(Collected data entries)

Begin

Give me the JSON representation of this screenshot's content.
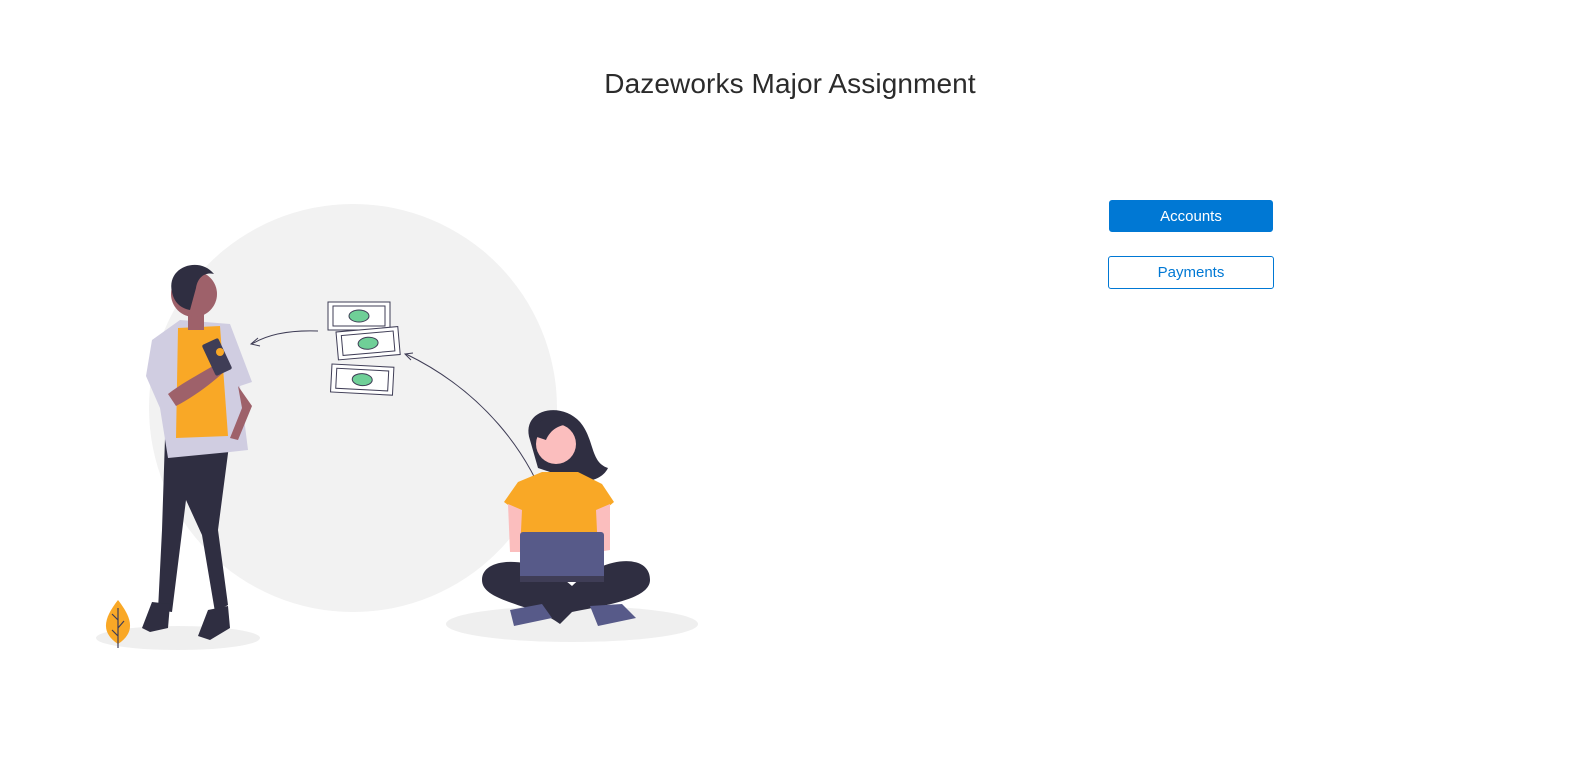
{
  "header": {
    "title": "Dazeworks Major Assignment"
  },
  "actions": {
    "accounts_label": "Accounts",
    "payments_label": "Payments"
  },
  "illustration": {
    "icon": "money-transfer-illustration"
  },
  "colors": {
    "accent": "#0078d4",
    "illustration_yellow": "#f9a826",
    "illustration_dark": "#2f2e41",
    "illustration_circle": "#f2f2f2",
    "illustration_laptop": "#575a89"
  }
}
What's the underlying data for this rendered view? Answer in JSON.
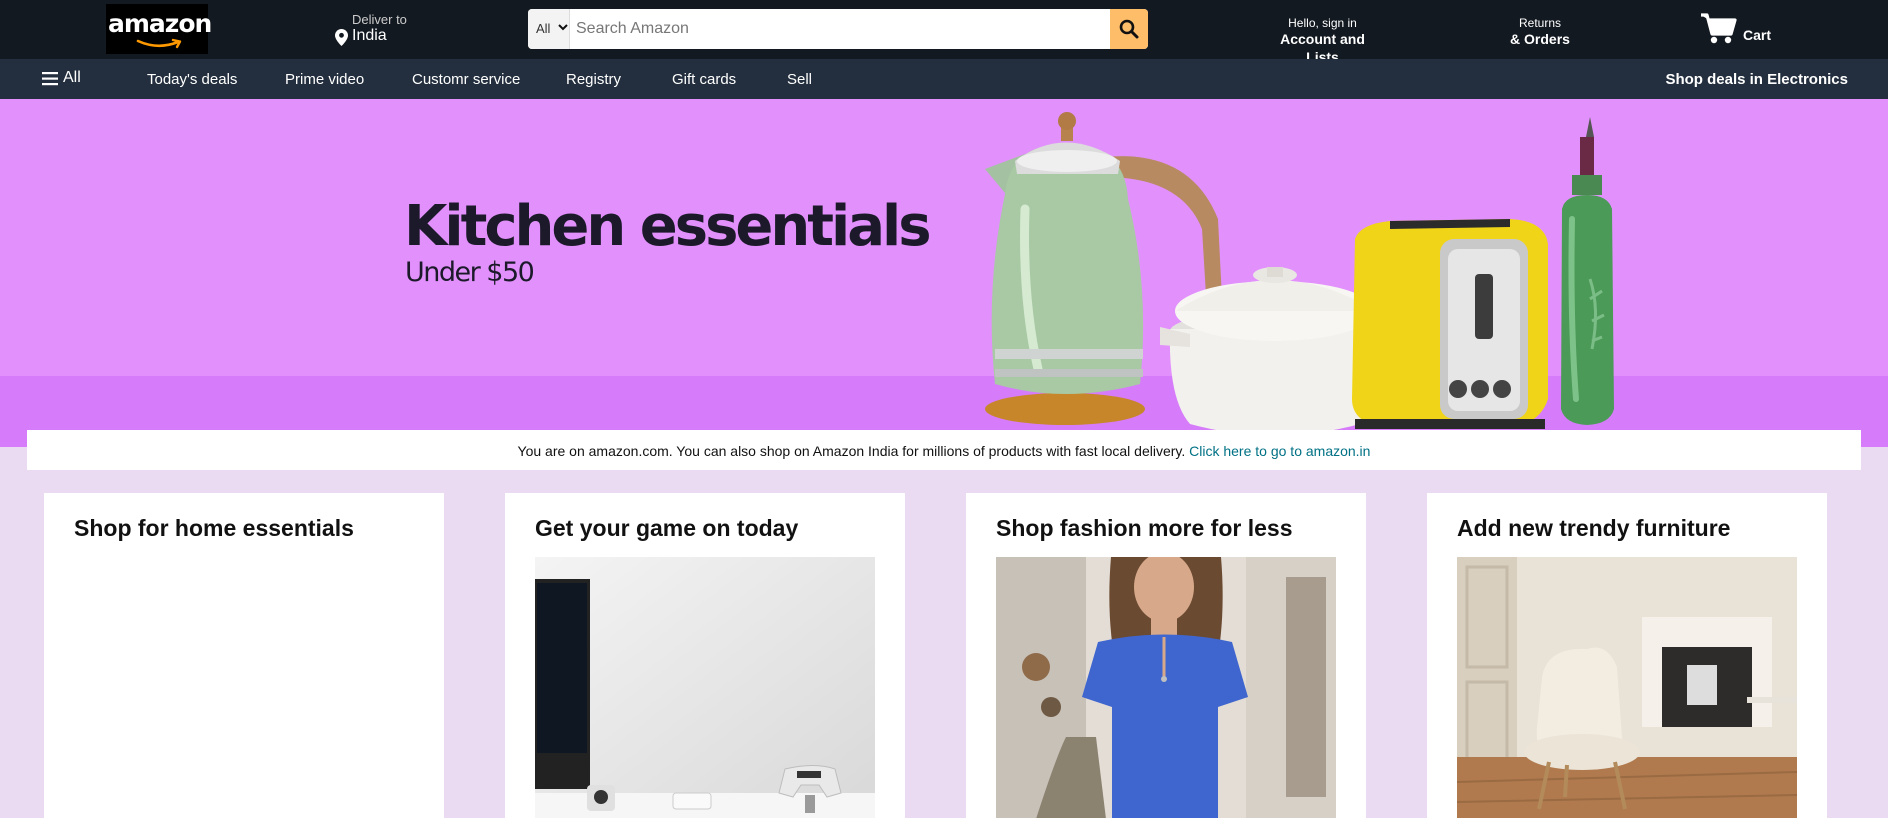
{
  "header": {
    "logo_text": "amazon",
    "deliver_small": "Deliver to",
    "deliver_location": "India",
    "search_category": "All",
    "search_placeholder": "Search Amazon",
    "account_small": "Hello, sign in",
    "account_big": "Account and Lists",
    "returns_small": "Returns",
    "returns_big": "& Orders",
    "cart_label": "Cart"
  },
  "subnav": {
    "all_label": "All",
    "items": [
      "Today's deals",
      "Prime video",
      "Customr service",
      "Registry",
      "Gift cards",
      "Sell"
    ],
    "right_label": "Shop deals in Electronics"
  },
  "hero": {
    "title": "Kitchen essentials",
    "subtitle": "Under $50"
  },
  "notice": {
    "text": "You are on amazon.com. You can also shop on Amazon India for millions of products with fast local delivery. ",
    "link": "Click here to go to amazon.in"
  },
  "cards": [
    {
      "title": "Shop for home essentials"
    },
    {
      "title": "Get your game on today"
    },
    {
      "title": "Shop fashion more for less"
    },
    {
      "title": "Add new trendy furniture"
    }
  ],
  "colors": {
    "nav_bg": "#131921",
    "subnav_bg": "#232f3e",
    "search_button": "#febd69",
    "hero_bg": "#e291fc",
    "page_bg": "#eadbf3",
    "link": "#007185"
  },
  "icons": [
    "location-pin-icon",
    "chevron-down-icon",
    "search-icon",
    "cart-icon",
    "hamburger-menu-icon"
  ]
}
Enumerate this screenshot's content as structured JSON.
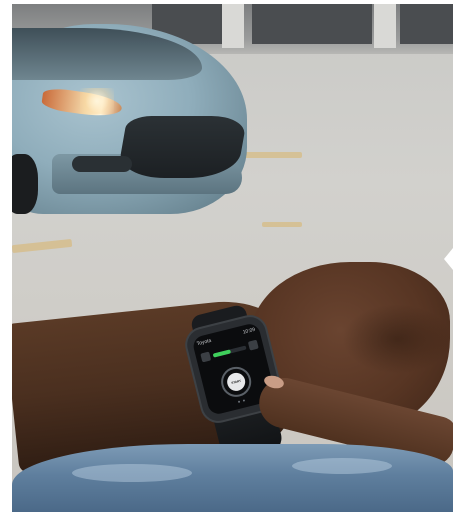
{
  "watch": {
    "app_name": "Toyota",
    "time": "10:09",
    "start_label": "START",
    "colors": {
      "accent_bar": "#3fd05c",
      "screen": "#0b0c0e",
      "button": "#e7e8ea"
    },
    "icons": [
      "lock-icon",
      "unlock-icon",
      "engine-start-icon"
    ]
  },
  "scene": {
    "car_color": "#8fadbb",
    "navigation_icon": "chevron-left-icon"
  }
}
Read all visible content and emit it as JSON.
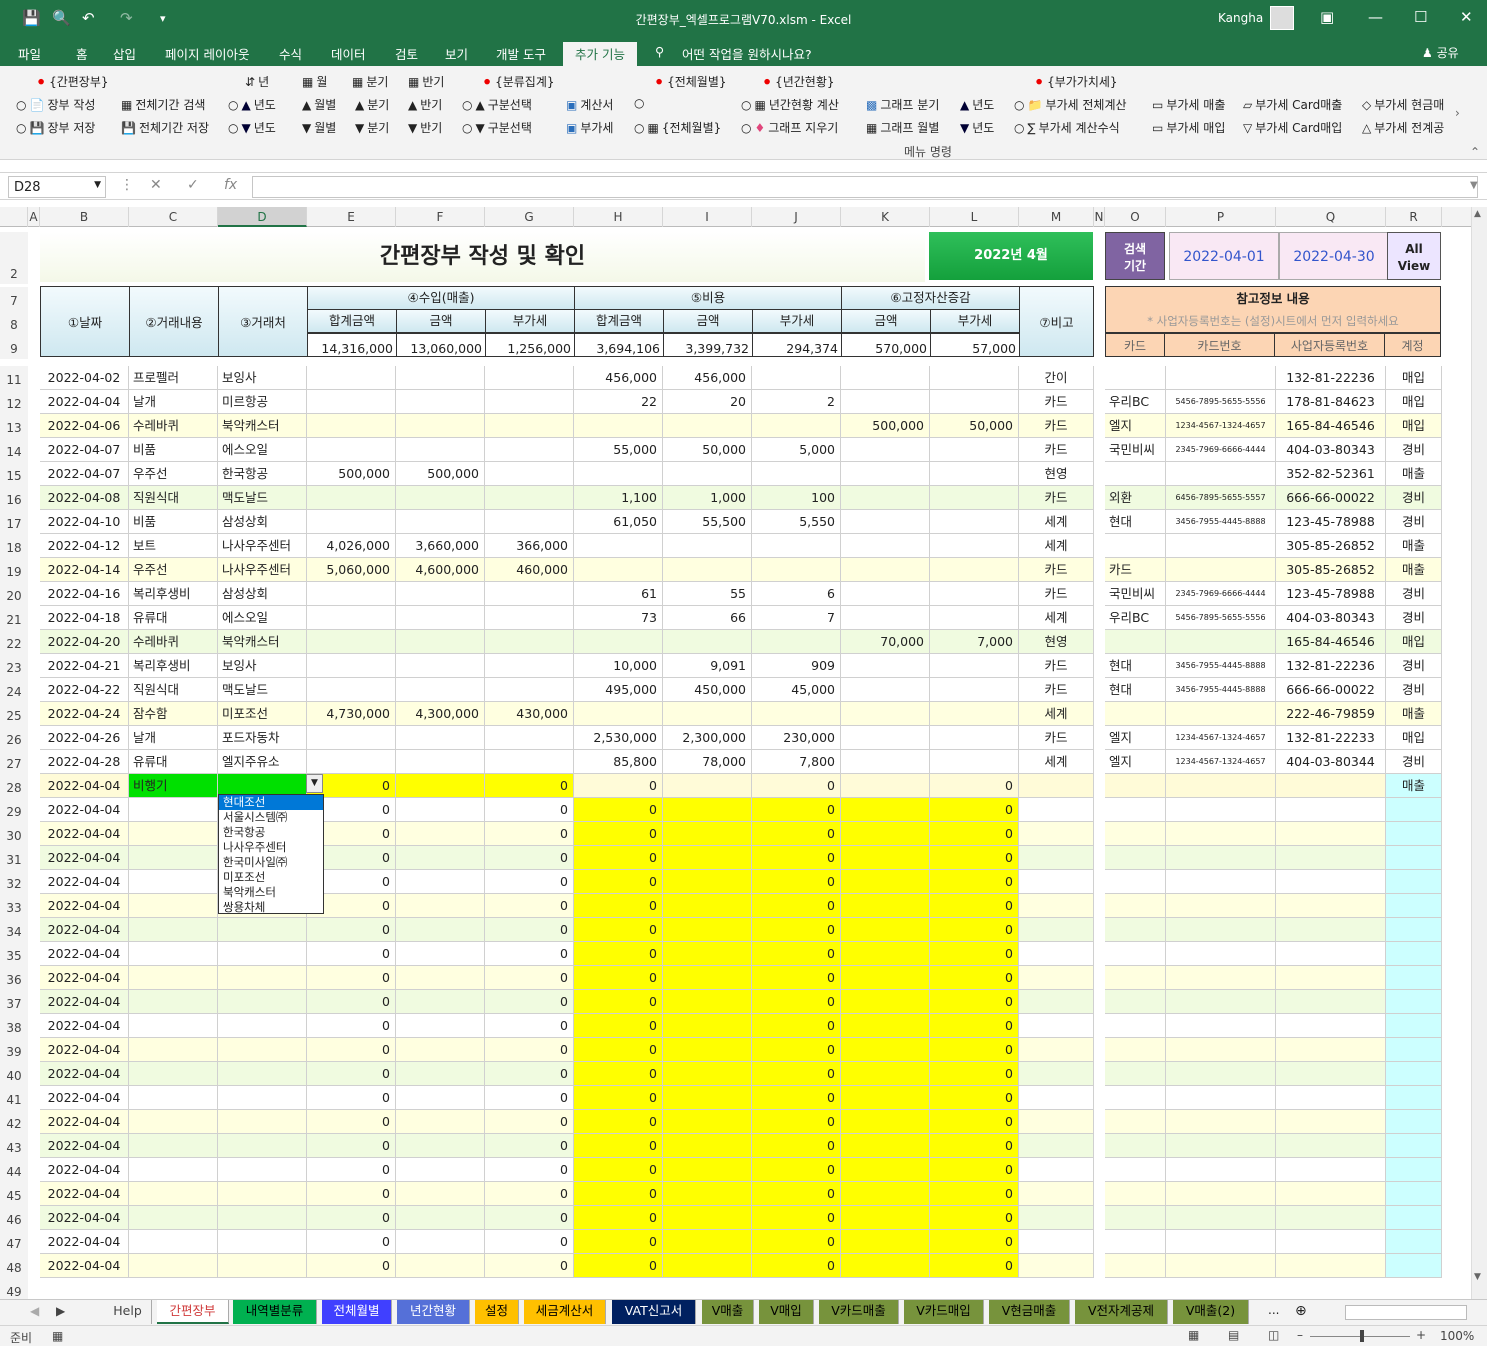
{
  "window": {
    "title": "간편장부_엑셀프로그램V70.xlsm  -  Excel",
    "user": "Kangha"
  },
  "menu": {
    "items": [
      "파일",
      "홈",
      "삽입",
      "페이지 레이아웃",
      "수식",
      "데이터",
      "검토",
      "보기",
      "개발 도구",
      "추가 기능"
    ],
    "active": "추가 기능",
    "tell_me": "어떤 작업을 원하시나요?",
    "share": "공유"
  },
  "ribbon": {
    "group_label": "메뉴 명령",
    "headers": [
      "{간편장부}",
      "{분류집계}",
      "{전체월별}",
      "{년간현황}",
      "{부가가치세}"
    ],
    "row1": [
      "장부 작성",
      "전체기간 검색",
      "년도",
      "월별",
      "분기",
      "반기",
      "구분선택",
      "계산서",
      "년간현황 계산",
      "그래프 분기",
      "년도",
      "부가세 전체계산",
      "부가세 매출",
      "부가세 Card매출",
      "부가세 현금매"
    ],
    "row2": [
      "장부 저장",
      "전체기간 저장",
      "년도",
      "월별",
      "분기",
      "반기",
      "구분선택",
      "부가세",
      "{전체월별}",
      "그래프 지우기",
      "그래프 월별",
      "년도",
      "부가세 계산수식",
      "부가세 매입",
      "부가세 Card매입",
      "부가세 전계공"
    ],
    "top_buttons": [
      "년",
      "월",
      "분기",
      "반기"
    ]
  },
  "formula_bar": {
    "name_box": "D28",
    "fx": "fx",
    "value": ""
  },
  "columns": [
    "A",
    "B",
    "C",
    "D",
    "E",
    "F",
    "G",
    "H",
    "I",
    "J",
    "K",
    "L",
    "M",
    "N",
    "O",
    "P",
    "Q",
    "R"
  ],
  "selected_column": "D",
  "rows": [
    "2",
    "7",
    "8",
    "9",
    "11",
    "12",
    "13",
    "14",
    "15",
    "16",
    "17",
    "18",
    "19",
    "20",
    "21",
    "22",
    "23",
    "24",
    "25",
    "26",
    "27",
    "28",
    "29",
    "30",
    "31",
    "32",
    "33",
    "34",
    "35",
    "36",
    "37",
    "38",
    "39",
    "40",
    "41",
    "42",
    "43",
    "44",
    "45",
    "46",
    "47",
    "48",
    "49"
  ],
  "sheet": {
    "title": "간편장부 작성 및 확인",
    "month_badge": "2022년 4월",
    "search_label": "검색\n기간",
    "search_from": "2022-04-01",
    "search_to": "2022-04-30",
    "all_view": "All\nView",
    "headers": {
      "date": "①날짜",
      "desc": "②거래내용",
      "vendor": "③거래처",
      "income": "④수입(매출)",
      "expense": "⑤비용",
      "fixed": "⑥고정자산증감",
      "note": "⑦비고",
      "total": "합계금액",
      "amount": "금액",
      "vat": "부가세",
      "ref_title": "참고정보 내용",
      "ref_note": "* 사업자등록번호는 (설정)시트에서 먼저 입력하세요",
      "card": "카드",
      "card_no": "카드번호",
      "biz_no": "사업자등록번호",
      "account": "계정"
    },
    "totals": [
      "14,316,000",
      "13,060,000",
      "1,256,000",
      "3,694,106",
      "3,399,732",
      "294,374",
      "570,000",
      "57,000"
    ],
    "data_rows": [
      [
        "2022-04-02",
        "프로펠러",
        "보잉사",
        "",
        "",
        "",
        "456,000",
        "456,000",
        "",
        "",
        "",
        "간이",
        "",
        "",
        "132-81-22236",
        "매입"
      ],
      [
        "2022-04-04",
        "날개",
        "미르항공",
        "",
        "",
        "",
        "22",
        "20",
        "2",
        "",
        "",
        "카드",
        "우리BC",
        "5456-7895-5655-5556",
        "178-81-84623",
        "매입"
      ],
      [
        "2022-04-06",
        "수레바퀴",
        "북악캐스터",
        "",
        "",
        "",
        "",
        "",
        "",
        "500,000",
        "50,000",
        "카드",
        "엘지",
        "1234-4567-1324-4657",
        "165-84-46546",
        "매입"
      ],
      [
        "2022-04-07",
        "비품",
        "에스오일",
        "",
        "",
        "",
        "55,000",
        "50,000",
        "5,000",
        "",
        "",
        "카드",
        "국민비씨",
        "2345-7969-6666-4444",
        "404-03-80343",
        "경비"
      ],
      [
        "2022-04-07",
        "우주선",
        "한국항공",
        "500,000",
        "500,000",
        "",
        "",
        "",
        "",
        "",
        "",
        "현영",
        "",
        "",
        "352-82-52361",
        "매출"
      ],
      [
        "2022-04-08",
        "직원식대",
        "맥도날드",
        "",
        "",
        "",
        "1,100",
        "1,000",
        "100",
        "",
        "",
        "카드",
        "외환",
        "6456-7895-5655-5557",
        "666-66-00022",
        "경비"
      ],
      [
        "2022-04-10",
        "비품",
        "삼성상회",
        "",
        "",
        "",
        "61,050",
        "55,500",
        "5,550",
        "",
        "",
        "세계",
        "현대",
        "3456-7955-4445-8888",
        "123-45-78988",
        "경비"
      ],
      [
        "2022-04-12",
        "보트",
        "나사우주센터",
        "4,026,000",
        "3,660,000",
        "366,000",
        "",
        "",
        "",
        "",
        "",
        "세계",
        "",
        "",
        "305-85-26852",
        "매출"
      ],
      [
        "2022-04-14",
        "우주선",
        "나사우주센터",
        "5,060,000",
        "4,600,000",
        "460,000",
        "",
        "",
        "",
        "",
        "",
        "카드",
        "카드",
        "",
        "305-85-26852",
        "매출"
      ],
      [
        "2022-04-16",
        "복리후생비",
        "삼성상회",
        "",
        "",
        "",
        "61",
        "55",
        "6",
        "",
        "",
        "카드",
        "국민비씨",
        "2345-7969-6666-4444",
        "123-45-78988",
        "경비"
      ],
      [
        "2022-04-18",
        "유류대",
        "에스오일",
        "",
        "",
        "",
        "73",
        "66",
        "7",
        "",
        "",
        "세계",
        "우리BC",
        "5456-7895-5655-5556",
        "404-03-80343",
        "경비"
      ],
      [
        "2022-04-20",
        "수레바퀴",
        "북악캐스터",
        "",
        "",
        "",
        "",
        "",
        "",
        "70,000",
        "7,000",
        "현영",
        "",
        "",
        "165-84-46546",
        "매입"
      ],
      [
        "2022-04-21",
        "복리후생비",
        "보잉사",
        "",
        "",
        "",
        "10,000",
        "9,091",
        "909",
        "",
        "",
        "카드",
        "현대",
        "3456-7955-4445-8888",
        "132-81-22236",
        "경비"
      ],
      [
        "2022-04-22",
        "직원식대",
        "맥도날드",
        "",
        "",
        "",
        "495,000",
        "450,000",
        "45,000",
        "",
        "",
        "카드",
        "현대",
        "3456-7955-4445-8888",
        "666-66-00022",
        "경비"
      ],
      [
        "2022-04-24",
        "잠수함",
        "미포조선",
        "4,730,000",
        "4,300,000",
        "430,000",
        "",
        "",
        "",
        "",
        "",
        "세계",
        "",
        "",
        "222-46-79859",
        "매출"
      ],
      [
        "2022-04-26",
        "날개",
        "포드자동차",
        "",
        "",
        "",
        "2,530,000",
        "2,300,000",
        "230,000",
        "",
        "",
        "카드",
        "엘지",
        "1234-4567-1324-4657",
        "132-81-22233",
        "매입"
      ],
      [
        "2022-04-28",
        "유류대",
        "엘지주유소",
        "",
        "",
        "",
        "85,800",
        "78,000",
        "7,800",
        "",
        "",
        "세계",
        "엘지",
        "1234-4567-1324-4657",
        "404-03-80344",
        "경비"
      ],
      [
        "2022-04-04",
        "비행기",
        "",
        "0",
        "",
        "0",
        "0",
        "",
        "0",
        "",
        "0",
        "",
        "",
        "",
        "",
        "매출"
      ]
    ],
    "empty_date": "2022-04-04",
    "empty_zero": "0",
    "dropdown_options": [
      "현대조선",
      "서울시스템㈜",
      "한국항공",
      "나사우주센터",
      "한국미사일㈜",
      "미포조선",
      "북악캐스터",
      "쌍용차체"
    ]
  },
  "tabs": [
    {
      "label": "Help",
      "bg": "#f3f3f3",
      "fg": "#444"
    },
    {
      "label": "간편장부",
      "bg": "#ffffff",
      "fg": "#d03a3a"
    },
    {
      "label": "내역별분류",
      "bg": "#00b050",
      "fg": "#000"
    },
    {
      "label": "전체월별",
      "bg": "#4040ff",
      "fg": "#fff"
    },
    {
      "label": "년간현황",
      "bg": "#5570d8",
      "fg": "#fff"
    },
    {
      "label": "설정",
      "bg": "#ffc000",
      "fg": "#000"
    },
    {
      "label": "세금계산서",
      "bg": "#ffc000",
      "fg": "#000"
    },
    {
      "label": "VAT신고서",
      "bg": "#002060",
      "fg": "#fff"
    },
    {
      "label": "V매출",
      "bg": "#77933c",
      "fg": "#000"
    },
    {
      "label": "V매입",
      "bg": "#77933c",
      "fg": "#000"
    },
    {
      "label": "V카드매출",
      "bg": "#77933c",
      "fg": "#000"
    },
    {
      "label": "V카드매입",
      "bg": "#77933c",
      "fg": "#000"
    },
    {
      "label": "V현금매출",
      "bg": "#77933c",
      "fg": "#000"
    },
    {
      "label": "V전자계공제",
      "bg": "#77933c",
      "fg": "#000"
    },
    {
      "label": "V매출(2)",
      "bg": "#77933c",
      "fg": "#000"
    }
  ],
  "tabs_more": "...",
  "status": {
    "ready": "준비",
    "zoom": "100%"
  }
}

End

→ GOAL
Each line that has the word "content" counts once. How many such lines are in the data? Give the number alone.

→ CORRECT ANSWER
3